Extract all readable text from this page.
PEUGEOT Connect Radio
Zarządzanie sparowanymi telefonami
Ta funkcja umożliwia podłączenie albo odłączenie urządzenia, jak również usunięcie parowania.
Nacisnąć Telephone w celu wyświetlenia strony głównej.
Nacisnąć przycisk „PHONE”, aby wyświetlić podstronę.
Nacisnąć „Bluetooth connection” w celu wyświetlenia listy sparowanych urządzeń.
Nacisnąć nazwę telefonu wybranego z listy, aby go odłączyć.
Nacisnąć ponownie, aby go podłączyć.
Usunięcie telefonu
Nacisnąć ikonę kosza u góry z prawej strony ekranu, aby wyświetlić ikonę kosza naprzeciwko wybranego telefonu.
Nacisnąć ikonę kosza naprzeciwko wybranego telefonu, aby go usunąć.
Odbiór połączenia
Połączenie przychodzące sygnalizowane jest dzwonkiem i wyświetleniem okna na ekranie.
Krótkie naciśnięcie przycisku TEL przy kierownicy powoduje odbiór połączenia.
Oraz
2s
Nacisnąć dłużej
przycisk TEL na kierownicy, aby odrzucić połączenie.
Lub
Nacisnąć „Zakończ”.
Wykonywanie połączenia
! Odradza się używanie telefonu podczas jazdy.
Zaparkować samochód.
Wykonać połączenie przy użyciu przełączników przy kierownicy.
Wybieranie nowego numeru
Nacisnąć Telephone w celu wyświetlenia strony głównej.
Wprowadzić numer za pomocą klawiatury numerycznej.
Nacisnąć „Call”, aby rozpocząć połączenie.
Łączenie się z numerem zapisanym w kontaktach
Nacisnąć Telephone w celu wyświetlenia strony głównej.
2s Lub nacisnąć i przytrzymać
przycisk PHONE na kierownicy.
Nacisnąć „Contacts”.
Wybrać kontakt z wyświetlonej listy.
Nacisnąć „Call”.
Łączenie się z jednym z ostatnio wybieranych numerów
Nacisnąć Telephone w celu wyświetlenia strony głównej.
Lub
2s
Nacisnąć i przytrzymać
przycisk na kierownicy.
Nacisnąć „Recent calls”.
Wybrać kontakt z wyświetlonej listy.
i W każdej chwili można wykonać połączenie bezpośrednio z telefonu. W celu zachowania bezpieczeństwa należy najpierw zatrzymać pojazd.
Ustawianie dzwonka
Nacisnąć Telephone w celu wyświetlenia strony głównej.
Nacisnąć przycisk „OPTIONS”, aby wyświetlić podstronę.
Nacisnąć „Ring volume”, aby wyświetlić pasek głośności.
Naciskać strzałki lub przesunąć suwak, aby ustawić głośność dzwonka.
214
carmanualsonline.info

## [TASK]
Identify the lines in the entries above that contain "wybranego", then copy them out.

## [THE ANSWER]
Nacisnąć nazwę telefonu wybranego z listy, aby go odłączyć.
Nacisnąć ikonę kosza u góry z prawej strony ekranu, aby wyświetlić ikonę kosza naprzeciwko wybranego telefonu.
Nacisnąć ikonę kosza naprzeciwko wybranego telefonu, aby go usunąć.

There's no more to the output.